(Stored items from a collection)
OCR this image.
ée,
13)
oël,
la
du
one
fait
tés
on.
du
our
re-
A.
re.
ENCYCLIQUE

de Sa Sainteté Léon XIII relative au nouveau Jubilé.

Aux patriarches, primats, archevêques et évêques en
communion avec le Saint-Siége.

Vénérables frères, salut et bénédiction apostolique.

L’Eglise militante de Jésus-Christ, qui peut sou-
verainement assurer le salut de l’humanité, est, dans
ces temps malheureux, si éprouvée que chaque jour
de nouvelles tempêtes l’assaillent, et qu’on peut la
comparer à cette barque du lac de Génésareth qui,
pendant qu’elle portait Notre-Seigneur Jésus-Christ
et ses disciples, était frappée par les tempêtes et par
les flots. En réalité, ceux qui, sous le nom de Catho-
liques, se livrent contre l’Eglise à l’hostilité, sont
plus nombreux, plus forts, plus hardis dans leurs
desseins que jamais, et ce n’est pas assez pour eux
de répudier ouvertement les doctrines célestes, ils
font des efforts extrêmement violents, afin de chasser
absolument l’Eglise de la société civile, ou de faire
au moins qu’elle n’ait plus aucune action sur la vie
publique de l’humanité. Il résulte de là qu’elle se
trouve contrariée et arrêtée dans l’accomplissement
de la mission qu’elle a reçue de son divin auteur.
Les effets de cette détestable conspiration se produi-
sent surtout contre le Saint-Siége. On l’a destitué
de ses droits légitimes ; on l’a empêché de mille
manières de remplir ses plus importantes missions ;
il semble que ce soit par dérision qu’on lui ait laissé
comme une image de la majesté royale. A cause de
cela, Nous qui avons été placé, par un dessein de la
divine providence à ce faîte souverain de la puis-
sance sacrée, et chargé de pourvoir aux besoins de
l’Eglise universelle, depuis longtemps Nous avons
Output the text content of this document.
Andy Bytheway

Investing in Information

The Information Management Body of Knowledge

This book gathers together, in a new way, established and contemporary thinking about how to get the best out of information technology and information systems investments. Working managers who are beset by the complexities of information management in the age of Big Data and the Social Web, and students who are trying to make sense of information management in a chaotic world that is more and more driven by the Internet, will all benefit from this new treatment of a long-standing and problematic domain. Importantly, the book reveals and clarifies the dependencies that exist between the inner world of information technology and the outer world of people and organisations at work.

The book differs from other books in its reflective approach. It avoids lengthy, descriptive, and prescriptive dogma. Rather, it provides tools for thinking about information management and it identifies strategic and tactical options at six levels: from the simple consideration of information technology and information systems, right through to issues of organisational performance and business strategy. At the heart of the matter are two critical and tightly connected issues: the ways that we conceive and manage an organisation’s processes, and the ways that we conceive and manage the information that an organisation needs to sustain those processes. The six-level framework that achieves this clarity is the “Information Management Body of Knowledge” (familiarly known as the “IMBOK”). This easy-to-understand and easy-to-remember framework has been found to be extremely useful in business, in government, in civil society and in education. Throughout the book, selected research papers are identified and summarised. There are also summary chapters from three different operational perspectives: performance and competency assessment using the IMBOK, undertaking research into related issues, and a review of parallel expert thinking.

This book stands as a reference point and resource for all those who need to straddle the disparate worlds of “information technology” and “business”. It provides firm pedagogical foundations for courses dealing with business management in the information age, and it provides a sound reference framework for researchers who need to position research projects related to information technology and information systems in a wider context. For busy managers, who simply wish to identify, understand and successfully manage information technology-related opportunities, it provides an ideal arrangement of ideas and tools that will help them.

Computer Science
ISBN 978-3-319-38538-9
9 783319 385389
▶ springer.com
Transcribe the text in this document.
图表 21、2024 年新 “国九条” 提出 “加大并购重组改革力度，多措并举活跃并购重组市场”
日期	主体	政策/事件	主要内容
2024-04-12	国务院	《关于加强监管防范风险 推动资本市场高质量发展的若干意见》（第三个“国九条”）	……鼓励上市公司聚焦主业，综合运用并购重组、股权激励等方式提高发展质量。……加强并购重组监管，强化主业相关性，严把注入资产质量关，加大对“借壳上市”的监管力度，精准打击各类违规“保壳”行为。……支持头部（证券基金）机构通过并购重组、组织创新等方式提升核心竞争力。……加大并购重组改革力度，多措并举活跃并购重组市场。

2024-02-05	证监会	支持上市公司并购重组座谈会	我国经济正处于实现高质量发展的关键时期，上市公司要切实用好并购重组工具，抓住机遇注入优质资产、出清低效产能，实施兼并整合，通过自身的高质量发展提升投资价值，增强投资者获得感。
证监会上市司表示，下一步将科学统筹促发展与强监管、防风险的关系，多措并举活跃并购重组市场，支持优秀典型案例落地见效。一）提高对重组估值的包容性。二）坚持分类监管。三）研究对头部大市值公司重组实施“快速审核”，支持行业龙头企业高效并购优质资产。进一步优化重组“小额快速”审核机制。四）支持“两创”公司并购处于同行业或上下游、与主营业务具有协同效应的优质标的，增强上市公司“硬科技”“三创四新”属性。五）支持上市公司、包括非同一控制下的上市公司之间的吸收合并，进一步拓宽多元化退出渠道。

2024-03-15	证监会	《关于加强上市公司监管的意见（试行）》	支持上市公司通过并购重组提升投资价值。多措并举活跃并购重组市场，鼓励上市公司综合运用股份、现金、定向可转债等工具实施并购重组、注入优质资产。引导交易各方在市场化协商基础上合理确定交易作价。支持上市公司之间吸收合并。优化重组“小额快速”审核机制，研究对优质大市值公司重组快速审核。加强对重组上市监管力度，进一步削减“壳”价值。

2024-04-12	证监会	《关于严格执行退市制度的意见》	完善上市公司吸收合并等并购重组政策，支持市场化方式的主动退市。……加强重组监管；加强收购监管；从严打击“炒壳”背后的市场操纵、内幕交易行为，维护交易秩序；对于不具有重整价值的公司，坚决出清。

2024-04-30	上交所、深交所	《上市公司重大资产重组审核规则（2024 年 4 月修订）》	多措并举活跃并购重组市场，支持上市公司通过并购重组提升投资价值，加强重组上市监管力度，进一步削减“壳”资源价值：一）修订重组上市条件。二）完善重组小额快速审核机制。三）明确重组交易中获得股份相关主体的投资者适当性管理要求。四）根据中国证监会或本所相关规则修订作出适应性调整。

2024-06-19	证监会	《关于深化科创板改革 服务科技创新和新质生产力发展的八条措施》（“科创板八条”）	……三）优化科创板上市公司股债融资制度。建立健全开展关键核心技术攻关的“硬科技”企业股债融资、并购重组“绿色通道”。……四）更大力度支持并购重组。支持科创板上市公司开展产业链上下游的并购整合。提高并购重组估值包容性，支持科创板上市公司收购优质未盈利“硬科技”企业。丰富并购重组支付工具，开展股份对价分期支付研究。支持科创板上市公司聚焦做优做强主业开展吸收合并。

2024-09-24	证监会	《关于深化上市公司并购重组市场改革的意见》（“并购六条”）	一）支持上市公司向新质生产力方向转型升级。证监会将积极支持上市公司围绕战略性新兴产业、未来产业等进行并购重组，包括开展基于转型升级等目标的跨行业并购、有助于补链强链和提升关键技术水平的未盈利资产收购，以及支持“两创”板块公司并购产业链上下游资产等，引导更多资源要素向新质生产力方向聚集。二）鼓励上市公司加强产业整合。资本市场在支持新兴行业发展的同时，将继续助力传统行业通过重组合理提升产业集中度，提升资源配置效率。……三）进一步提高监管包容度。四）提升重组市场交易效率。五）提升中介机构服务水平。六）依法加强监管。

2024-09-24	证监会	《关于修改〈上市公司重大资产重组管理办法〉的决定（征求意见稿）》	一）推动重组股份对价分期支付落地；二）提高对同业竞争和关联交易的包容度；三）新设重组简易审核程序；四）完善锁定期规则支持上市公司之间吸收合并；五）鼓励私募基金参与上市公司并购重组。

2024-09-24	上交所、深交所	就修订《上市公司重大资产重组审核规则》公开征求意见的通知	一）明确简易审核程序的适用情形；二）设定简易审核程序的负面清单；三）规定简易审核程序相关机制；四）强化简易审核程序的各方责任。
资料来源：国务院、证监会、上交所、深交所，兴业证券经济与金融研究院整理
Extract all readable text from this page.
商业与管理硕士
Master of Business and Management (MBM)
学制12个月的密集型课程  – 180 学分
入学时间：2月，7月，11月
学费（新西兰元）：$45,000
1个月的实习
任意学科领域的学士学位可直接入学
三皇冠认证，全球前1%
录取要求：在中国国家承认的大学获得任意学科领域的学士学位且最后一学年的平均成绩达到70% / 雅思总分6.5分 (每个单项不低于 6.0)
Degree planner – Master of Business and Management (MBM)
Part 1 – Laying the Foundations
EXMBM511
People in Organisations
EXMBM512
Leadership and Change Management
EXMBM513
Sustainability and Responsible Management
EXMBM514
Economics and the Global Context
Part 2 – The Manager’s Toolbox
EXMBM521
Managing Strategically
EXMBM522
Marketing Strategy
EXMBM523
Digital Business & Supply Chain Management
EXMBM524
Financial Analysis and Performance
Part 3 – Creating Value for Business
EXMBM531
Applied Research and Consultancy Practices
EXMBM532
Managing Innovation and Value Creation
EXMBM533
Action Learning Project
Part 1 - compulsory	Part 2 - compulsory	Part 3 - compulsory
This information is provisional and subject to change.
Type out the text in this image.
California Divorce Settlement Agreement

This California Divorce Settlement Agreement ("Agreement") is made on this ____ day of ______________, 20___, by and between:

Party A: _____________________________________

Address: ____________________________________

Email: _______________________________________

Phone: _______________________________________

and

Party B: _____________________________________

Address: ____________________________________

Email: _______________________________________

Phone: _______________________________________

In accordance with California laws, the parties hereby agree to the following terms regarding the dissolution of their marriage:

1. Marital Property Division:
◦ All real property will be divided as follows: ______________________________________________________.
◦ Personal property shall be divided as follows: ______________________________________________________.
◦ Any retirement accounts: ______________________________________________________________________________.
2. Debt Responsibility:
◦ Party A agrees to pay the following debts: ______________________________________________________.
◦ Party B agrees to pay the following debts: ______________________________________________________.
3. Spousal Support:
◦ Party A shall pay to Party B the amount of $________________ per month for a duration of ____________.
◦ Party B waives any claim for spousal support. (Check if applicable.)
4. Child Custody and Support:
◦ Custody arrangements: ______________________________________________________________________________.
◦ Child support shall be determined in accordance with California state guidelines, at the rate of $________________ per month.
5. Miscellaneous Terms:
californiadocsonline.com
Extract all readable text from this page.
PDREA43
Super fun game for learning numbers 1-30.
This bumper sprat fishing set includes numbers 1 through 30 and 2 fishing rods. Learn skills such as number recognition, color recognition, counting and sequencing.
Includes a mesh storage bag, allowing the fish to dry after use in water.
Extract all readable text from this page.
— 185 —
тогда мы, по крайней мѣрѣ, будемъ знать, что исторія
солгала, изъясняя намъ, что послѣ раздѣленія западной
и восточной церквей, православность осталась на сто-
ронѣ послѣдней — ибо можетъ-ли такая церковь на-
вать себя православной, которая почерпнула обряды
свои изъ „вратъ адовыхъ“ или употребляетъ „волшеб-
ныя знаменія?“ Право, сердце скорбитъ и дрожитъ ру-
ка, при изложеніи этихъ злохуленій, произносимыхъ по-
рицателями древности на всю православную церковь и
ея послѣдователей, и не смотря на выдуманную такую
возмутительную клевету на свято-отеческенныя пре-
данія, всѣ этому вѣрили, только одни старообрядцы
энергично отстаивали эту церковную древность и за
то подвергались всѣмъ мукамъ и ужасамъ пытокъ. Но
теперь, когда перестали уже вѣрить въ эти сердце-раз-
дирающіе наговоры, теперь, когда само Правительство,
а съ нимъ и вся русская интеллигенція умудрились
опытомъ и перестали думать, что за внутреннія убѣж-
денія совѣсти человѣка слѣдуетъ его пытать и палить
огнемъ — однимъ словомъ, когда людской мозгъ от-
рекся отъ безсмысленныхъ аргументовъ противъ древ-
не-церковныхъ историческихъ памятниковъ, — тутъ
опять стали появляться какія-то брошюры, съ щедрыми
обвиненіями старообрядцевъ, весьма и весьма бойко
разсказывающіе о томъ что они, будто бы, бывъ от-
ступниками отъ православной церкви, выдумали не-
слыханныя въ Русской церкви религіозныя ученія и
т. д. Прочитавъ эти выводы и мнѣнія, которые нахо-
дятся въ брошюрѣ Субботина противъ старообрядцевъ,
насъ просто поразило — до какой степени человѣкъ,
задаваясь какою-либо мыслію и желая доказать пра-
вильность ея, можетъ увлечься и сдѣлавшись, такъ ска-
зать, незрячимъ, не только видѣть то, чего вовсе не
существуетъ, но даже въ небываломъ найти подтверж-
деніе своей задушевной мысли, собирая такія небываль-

(Problem to solve):
Determine how many lines include the word "Jésus" and report that number by itself.

(Task answer):
2